[Directions]: The records below are to be quoted in full; please keep every word exact.

[Supplied data]:
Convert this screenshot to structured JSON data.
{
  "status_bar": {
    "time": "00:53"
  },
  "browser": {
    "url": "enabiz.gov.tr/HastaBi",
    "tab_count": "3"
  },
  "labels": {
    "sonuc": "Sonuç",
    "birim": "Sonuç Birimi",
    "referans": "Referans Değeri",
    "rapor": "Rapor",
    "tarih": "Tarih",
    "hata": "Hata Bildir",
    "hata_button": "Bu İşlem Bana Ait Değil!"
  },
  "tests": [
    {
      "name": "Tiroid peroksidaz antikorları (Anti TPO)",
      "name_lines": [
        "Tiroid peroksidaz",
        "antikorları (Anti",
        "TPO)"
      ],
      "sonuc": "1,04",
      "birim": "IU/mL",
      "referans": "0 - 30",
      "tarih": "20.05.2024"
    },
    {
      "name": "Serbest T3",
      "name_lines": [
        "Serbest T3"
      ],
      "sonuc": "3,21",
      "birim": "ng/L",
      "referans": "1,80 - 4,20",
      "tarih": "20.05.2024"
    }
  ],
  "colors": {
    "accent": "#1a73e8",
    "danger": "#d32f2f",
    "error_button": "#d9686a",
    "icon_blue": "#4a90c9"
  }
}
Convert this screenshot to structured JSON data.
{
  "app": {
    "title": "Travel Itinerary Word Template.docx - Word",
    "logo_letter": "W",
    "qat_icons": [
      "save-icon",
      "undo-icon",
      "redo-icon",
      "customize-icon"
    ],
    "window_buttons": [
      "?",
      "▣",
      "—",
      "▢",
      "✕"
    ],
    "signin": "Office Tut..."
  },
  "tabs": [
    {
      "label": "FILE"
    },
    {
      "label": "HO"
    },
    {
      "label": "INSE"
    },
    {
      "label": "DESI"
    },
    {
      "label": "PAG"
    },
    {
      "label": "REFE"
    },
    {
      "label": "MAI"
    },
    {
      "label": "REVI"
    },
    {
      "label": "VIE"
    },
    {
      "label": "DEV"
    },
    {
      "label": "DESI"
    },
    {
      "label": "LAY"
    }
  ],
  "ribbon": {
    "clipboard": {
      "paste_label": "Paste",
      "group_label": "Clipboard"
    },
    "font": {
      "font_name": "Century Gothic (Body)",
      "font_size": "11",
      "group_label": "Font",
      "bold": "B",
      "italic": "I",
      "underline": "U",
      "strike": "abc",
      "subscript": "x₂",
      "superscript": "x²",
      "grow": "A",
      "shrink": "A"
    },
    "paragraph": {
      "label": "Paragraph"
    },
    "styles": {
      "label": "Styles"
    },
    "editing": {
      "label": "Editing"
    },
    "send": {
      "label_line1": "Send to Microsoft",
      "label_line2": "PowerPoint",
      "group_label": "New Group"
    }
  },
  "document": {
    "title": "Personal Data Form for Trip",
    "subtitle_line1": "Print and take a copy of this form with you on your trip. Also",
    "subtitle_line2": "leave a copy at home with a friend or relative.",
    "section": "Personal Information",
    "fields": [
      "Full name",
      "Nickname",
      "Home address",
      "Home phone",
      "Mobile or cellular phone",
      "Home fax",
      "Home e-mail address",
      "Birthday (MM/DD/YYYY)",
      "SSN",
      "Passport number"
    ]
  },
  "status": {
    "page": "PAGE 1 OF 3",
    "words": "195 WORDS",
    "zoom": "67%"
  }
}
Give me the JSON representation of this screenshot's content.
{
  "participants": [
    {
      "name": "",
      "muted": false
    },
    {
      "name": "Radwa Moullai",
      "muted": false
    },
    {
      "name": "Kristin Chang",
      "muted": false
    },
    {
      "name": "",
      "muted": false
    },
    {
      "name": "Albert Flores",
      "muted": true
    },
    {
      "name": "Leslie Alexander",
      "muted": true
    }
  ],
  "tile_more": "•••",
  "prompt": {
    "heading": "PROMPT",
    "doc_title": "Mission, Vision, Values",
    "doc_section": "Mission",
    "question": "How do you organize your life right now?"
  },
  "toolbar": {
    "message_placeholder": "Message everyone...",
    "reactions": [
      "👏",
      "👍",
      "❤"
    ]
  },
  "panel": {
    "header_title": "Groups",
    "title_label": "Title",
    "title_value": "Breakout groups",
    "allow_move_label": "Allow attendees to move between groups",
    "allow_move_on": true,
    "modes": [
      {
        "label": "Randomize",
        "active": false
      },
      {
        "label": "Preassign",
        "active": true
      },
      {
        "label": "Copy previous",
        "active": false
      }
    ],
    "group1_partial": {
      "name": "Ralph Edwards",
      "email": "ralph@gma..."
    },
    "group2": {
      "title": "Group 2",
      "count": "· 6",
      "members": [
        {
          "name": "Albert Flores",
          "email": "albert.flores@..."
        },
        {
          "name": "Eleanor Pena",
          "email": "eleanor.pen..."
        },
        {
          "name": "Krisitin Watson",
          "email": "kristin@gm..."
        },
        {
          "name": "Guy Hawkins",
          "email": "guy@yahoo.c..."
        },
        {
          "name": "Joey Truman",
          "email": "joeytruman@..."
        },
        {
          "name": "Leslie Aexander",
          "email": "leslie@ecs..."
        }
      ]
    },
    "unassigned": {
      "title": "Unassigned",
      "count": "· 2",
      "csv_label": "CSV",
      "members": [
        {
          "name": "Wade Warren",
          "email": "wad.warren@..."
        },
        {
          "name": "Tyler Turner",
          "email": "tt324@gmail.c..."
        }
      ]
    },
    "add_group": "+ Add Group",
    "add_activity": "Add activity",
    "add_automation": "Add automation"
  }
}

[Finished answer]:
Convert this screenshot to structured JSON data.
{
  "status_bar": {
    "time": "00:53"
  },
  "browser": {
    "url": "enabiz.gov.tr/HastaBi",
    "tab_count": "3"
  },
  "labels": {
    "sonuc": "Sonuç",
    "birim": "Sonuç Birimi",
    "referans": "Referans Değeri",
    "rapor": "Rapor",
    "tarih": "Tarih",
    "hata": "Hata Bildir",
    "hata_button": "Bu İşlem Bana Ait Değil!"
  },
  "tests": [
    {
      "name": "Tiroid peroksidaz antikorları (Anti TPO)",
      "name_lines": [
        "Tiroid peroksidaz",
        "antikorları (Anti",
        "TPO)"
      ],
      "sonuc": "1,04",
      "birim": "IU/mL",
      "referans": "0 - 30",
      "tarih": "20.05.2024"
    },
    {
      "name": "Serbest T3",
      "name_lines": [
        "Serbest T3"
      ],
      "sonuc": "3,21",
      "birim": "ng/L",
      "referans": "1,80 - 4,20",
      "tarih": "20.05.2024"
    }
  ],
  "colors": {
    "accent": "#1a73e8",
    "danger": "#d32f2f",
    "error_button": "#d9686a",
    "icon_blue": "#4a90c9"
  }
}
Convert this screenshot to structured JSON data.
{
  "app": {
    "title": "Travel Itinerary Word Template.docx - Word",
    "logo_letter": "W",
    "qat_icons": [
      "save-icon",
      "undo-icon",
      "redo-icon",
      "customize-icon"
    ],
    "window_buttons": [
      "?",
      "▣",
      "—",
      "▢",
      "✕"
    ],
    "signin": "Office Tut..."
  },
  "tabs": [
    {
      "label": "FILE"
    },
    {
      "label": "HO"
    },
    {
      "label": "INSE"
    },
    {
      "label": "DESI"
    },
    {
      "label": "PAG"
    },
    {
      "label": "REFE"
    },
    {
      "label": "MAI"
    },
    {
      "label": "REVI"
    },
    {
      "label": "VIE"
    },
    {
      "label": "DEV"
    },
    {
      "label": "DESI"
    },
    {
      "label": "LAY"
    }
  ],
  "ribbon": {
    "clipboard": {
      "paste_label": "Paste",
      "group_label": "Clipboard"
    },
    "font": {
      "font_name": "Century Gothic (Body)",
      "font_size": "11",
      "group_label": "Font",
      "bold": "B",
      "italic": "I",
      "underline": "U",
      "strike": "abc",
      "subscript": "x₂",
      "superscript": "x²",
      "grow": "A",
      "shrink": "A"
    },
    "paragraph": {
      "label": "Paragraph"
    },
    "styles": {
      "label": "Styles"
    },
    "editing": {
      "label": "Editing"
    },
    "send": {
      "label_line1": "Send to Microsoft",
      "label_line2": "PowerPoint",
      "group_label": "New Group"
    }
  },
  "document": {
    "title": "Personal Data Form for Trip",
    "subtitle_line1": "Print and take a copy of this form with you on your trip. Also",
    "subtitle_line2": "leave a copy at home with a friend or relative.",
    "section": "Personal Information",
    "fields": [
      "Full name",
      "Nickname",
      "Home address",
      "Home phone",
      "Mobile or cellular phone",
      "Home fax",
      "Home e-mail address",
      "Birthday (MM/DD/YYYY)",
      "SSN",
      "Passport number"
    ]
  },
  "status": {
    "page": "PAGE 1 OF 3",
    "words": "195 WORDS",
    "zoom": "67%"
  }
}
Give me the JSON representation of this screenshot's content.
{
  "participants": [
    {
      "name": "",
      "muted": false
    },
    {
      "name": "Radwa Moullai",
      "muted": false
    },
    {
      "name": "Kristin Chang",
      "muted": false
    },
    {
      "name": "",
      "muted": false
    },
    {
      "name": "Albert Flores",
      "muted": true
    },
    {
      "name": "Leslie Alexander",
      "muted": true
    }
  ],
  "tile_more": "•••",
  "prompt": {
    "heading": "PROMPT",
    "doc_title": "Mission, Vision, Values",
    "doc_section": "Mission",
    "question": "How do you organize your life right now?"
  },
  "toolbar": {
    "message_placeholder": "Message everyone...",
    "reactions": [
      "👏",
      "👍",
      "❤"
    ]
  },
  "panel": {
    "header_title": "Groups",
    "title_label": "Title",
    "title_value": "Breakout groups",
    "allow_move_label": "Allow attendees to move between groups",
    "allow_move_on": true,
    "modes": [
      {
        "label": "Randomize",
        "active": false
      },
      {
        "label": "Preassign",
        "active": true
      },
      {
        "label": "Copy previous",
        "active": false
      }
    ],
    "group1_partial": {
      "name": "Ralph Edwards",
      "email": "ralph@gma..."
    },
    "group2": {
      "title": "Group 2",
      "count": "· 6",
      "members": [
        {
          "name": "Albert Flores",
          "email": "albert.flores@..."
        },
        {
          "name": "Eleanor Pena",
          "email": "eleanor.pen..."
        },
        {
          "name": "Krisitin Watson",
          "email": "kristin@gm..."
        },
        {
          "name": "Guy Hawkins",
          "email": "guy@yahoo.c..."
        },
        {
          "name": "Joey Truman",
          "email": "joeytruman@..."
        },
        {
          "name": "Leslie Aexander",
          "email": "leslie@ecs..."
        }
      ]
    },
    "unassigned": {
      "title": "Unassigned",
      "count": "· 2",
      "csv_label": "CSV",
      "members": [
        {
          "name": "Wade Warren",
          "email": "wad.warren@..."
        },
        {
          "name": "Tyler Turner",
          "email": "tt324@gmail.c..."
        }
      ]
    },
    "add_group": "+ Add Group",
    "add_activity": "Add activity",
    "add_automation": "Add automation"
  }
}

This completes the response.